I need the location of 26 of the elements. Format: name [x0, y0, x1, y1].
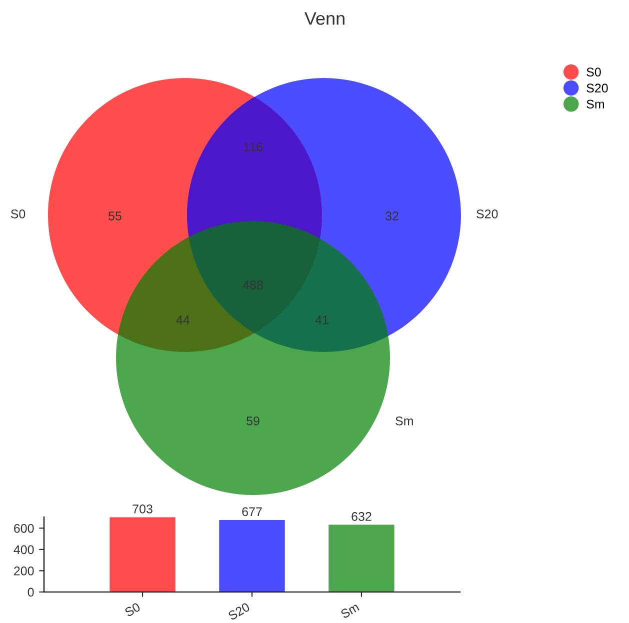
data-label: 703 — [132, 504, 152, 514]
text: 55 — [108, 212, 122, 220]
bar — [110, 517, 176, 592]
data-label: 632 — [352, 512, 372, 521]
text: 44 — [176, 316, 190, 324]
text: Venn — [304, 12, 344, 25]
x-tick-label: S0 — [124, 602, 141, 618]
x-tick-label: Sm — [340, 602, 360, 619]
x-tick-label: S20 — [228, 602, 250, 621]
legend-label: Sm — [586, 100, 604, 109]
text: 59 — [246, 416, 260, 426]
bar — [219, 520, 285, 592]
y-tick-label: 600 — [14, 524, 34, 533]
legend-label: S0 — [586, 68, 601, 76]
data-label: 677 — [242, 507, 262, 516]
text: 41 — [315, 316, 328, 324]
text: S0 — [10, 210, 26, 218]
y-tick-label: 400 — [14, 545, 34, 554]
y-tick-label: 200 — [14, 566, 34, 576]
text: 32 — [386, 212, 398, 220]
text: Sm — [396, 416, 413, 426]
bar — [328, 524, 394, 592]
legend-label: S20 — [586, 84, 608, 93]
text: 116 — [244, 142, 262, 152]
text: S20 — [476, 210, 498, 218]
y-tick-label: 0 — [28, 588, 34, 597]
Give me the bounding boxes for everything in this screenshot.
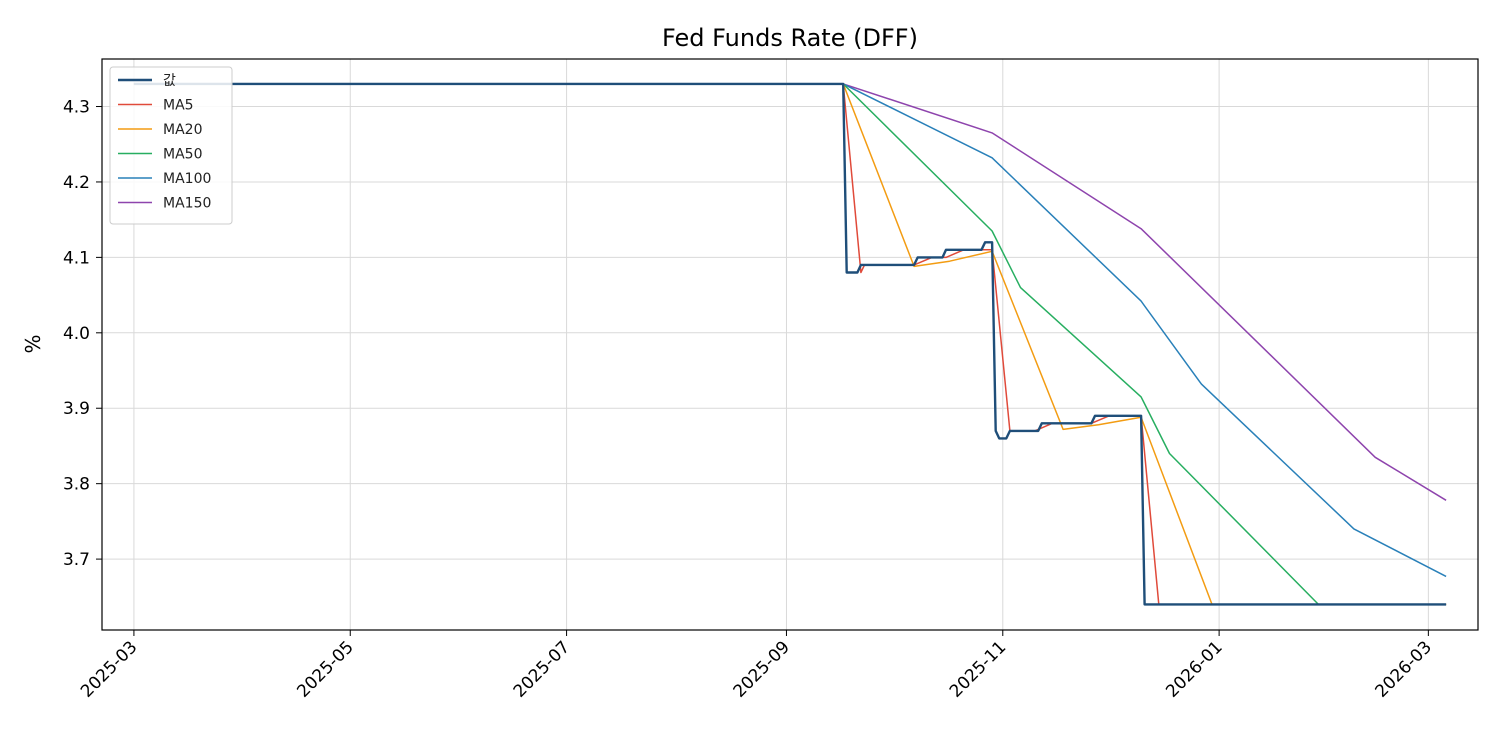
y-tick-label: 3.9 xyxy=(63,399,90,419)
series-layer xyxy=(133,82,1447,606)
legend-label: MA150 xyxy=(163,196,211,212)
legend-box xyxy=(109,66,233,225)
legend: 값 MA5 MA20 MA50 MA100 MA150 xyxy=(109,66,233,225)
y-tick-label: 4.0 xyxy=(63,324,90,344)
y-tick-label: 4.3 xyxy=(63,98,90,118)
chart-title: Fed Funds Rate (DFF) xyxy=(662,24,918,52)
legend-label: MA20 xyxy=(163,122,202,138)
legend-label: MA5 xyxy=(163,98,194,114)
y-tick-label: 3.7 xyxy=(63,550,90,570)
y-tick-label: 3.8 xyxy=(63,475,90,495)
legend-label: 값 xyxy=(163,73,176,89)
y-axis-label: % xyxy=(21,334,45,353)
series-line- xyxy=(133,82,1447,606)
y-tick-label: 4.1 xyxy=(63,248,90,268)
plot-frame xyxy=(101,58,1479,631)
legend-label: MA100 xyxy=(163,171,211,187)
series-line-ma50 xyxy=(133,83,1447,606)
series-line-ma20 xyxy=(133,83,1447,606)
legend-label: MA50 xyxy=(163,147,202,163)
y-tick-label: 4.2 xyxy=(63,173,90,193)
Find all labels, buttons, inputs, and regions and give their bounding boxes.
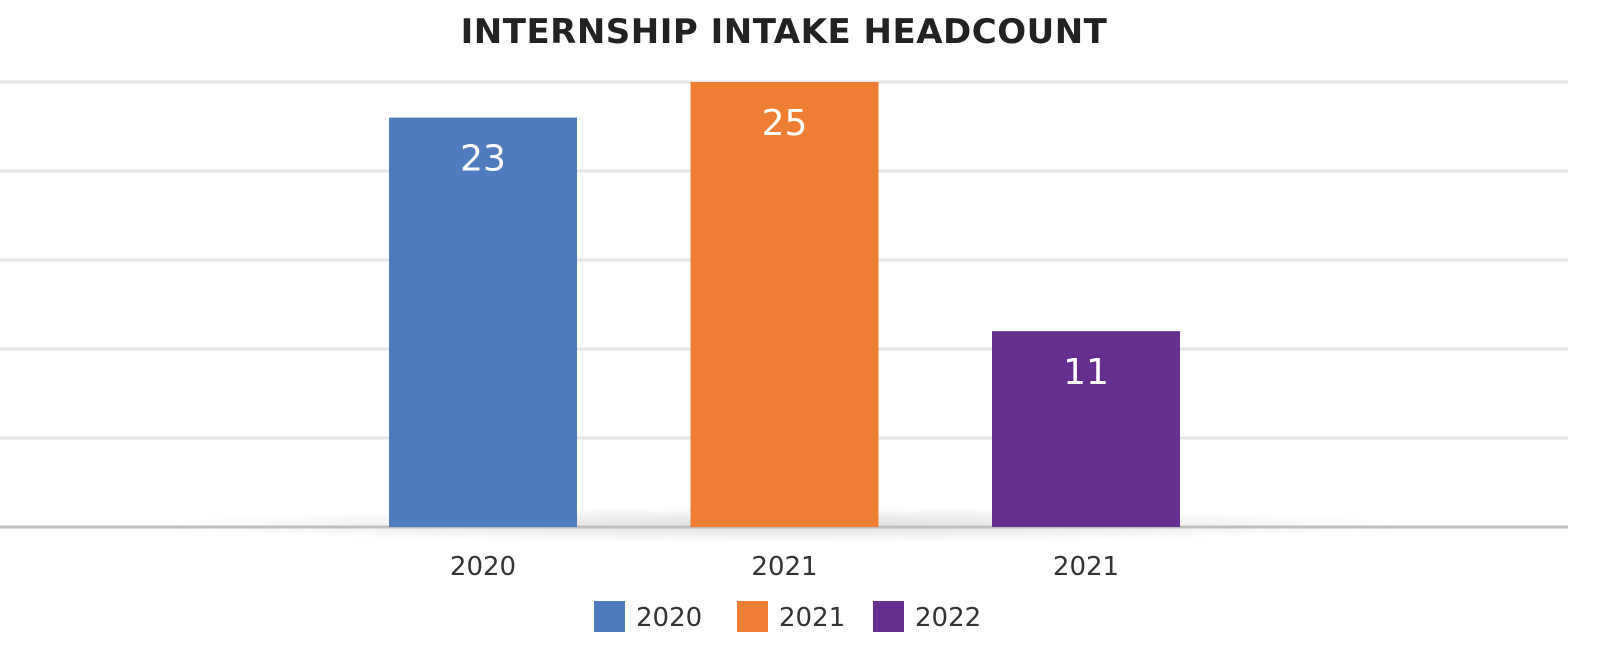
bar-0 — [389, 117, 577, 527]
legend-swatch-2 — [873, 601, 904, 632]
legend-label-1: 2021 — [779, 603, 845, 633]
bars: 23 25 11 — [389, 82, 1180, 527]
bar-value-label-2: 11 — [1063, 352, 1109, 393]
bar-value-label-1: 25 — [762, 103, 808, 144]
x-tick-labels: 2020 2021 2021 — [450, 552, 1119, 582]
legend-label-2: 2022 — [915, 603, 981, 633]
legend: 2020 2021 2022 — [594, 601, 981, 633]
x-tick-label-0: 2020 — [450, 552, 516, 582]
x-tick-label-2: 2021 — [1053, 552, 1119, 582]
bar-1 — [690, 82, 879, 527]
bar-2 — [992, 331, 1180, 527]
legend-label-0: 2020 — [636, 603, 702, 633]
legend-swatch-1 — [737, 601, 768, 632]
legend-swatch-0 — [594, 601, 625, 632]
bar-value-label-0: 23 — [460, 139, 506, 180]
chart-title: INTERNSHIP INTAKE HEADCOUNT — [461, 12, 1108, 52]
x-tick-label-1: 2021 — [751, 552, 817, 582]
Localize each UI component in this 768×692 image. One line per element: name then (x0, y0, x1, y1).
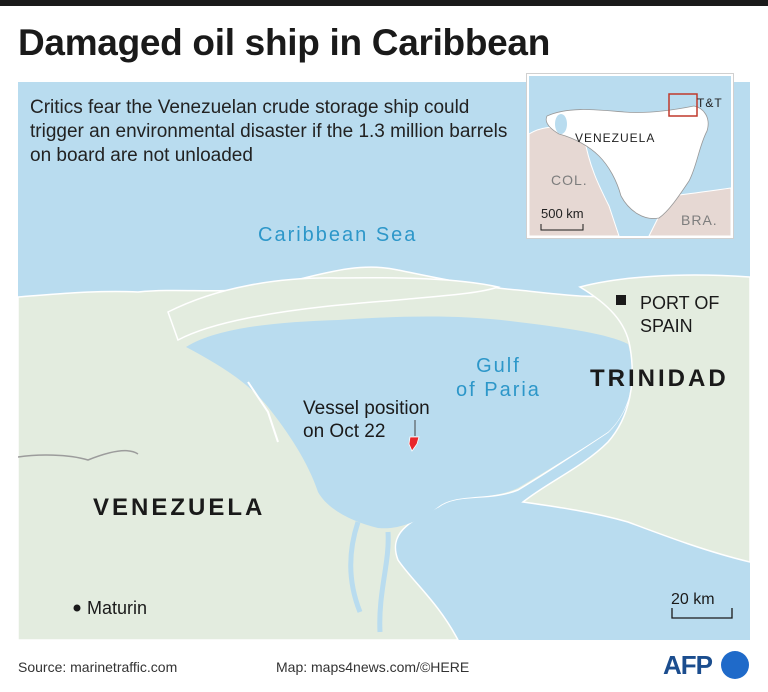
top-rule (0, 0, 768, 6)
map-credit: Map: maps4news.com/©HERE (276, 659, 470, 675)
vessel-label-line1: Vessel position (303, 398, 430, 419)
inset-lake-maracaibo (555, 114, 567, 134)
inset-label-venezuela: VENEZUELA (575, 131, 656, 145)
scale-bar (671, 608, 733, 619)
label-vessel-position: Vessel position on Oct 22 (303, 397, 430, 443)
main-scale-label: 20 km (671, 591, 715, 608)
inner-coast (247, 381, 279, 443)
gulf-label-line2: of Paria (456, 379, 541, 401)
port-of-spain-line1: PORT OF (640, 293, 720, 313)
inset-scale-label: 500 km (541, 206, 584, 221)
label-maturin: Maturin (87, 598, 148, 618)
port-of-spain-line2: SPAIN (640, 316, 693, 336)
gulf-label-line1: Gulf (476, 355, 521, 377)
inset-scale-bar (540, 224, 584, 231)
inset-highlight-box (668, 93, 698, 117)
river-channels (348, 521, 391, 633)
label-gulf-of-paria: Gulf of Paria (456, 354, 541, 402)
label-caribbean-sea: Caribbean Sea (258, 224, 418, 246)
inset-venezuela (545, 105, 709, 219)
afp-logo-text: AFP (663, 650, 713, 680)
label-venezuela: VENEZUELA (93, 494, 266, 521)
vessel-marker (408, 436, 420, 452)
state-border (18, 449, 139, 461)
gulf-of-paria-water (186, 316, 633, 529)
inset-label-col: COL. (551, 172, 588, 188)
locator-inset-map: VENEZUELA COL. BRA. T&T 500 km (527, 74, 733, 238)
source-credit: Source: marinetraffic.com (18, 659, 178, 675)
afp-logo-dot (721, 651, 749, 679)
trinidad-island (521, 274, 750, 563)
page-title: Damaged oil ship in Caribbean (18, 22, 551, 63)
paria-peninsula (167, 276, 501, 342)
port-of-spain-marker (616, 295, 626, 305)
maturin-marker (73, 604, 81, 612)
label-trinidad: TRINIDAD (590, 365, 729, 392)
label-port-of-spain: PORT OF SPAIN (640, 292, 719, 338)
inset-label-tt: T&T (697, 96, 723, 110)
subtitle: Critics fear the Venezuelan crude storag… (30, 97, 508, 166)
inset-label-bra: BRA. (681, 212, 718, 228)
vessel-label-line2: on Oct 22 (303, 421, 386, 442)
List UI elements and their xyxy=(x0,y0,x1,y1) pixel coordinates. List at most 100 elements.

• [INSTRUCTIONS TO FOLLOW]: Output the entries starting at the line containing "y-tick-label: 3.9 xyxy=(63,399,90,419)" and ending at the line containing "y-tick-label: 4.2 xyxy=(63,173,90,193)", copying each line exactly as it appears.

• [OUTPUT]:
y-tick-label: 3.9 xyxy=(63,399,90,419)
series-layer xyxy=(133,82,1447,606)
legend-label: MA150 xyxy=(163,196,211,212)
legend-box xyxy=(109,66,233,225)
legend: 값 MA5 MA20 MA50 MA100 MA150 xyxy=(109,66,233,225)
y-tick-label: 4.0 xyxy=(63,324,90,344)
y-tick-label: 4.3 xyxy=(63,98,90,118)
chart-title: Fed Funds Rate (DFF) xyxy=(662,24,918,52)
legend-label: MA20 xyxy=(163,122,202,138)
legend-label: MA5 xyxy=(163,98,194,114)
y-tick-label: 3.7 xyxy=(63,550,90,570)
y-tick-label: 3.8 xyxy=(63,475,90,495)
legend-label: 값 xyxy=(163,73,176,89)
y-axis-label: % xyxy=(21,334,45,353)
series-line- xyxy=(133,82,1447,606)
y-tick-label: 4.1 xyxy=(63,248,90,268)
plot-frame xyxy=(101,58,1479,631)
legend-label: MA100 xyxy=(163,171,211,187)
series-line-ma50 xyxy=(133,83,1447,606)
series-line-ma20 xyxy=(133,83,1447,606)
legend-label: MA50 xyxy=(163,147,202,163)
y-tick-label: 4.2 xyxy=(63,173,90,193)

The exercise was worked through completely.